» Objetivo declarado A: Cite, do trecho sobre as paixões, a parte que vai de "Um outro método" até "Alselm, págs. 93-94).", incluindo esses dois pontos.
» Objetivo declarado B: Mostre todas as linhas que trazem a palavra "Todos".

===== Trecho de origem =====

Um outro método de abordar os nossos pensamentos e sentimentos, nossas paixões e necessidades, consiste em pensá-los até o fim, em imaginá-los até às últimas consequências e em permitir a representação das paixões. Desta maneira poderemos tirar-lhes a sua força. Força com que eles sempre de novo tendem a combater-nos. Talvez também acabemos por descobrir para onde as paixões realmente estão querendo nos conduzir. Não raro, por exemplo, as fantasias sexuais representam algo totalmente diverso: a ânsia de estar vivo, de abandonar-se, de entregar. Se eu continuamente lutar contra as fantasias sexuais e as reprimir, elas sempre retornarão. Todavia, se for capaz de pensar nelas até o fim e de senti-las, elas poderão transformar-se num impulso de vida, e até mesmo num impulso em direção a Deus. (GRÜN. Alselm, págs. 93-94).

===== Material fornecido =====

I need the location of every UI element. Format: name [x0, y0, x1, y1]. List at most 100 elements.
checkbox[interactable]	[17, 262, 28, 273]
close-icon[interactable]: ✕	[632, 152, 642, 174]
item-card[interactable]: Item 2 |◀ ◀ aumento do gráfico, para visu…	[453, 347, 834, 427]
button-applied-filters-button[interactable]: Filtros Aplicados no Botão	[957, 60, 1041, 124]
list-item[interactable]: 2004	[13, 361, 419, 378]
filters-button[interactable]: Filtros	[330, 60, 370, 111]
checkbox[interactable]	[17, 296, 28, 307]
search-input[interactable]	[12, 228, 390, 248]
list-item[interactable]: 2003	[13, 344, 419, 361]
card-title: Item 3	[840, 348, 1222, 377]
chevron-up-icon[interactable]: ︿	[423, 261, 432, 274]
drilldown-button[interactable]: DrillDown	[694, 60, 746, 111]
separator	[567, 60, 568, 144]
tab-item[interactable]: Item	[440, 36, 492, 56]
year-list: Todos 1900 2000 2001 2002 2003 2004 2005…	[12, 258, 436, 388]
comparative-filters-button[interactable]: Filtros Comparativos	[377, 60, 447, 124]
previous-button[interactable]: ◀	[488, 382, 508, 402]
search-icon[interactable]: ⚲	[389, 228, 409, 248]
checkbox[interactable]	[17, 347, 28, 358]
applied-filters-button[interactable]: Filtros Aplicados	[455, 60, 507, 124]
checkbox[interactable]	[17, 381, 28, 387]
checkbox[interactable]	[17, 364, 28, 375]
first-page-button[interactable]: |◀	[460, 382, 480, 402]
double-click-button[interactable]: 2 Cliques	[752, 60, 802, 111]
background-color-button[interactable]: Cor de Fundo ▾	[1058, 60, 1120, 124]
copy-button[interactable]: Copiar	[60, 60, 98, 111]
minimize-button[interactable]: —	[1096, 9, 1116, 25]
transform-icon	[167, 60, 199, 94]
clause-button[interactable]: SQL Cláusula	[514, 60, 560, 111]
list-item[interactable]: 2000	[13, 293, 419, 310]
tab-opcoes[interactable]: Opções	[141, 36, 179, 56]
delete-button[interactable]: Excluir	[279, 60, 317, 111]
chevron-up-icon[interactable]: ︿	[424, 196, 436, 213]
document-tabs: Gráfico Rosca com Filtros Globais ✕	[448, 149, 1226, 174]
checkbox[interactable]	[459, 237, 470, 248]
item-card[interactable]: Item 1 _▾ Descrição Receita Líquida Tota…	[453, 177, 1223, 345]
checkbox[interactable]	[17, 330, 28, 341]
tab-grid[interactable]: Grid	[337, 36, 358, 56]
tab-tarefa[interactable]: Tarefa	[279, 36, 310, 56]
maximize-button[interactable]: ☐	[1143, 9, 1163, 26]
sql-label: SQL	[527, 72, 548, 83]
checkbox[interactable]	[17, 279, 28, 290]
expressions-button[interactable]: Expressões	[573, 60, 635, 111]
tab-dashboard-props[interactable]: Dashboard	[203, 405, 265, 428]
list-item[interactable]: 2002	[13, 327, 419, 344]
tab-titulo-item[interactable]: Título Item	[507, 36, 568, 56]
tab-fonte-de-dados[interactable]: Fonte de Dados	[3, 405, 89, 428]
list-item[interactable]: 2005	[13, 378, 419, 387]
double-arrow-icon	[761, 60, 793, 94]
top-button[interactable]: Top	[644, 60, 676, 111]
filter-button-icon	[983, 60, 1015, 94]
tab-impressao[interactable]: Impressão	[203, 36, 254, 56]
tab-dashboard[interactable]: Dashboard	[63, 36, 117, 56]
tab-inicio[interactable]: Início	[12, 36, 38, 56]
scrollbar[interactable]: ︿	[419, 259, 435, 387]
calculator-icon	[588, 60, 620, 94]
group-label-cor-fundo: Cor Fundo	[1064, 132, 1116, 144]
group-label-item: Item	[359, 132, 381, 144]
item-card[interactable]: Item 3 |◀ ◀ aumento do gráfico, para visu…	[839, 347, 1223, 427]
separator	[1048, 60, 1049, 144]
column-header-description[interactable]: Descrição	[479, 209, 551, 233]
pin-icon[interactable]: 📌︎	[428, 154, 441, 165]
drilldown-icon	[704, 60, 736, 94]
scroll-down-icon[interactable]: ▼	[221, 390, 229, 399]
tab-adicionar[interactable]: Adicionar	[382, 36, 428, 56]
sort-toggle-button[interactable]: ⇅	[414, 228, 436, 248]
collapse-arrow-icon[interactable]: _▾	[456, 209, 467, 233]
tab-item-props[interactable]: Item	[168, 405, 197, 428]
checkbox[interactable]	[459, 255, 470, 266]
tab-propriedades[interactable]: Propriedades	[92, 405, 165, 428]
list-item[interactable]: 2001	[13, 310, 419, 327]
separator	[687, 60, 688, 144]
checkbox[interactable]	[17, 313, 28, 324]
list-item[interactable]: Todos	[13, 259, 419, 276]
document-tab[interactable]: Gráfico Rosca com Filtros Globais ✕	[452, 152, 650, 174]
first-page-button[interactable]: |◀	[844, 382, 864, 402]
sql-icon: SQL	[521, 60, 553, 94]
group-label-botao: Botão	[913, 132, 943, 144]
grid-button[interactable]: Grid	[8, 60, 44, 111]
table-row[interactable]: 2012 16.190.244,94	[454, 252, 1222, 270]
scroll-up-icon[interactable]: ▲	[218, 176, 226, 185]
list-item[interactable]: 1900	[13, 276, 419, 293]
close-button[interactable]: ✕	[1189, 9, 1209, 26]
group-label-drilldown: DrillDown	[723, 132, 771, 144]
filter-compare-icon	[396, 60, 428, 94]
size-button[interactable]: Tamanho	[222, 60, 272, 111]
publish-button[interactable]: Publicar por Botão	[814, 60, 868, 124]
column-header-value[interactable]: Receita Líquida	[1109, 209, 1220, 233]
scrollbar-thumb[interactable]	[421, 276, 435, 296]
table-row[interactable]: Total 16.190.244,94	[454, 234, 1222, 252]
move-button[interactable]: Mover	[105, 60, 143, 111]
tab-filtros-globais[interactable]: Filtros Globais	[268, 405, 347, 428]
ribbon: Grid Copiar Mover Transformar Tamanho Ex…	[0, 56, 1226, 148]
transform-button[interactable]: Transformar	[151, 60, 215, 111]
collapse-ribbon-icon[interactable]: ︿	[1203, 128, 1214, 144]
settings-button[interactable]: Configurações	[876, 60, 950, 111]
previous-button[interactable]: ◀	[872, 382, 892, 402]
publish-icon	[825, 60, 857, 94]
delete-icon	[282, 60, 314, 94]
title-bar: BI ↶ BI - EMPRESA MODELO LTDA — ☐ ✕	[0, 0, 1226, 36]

=====

» Resposta escrita A:
Um outro método de abordar os nossos pensamentos e sentimentos, nossas paixões e necessidades, consiste em pensá-los até o fim, em imaginá-los até às últimas consequências e em permitir a representação das paixões. Desta maneira poderemos tirar-lhes a sua força. Força com que eles sempre de novo tendem a combater-nos. Talvez também acabemos por descobrir para onde as paixões realmente estão querendo nos conduzir. Não raro, por exemplo, as fantasias sexuais representam algo totalmente diverso: a ânsia de estar vivo, de abandonar-se, de entregar. Se eu continuamente lutar contra as fantasias sexuais e as reprimir, elas sempre retornarão. Todavia, se for capaz de pensar nelas até o fim e de senti-las, elas poderão transformar-se num impulso de vida, e até mesmo num impulso em direção a Deus. (GRÜN. Alselm, págs. 93-94).

» Resposta escrita B:
year-list: Todos 1900 2000 2001 2002 2003 2004 2005…	[12, 258, 436, 388]
list-item[interactable]: Todos	[13, 259, 419, 276]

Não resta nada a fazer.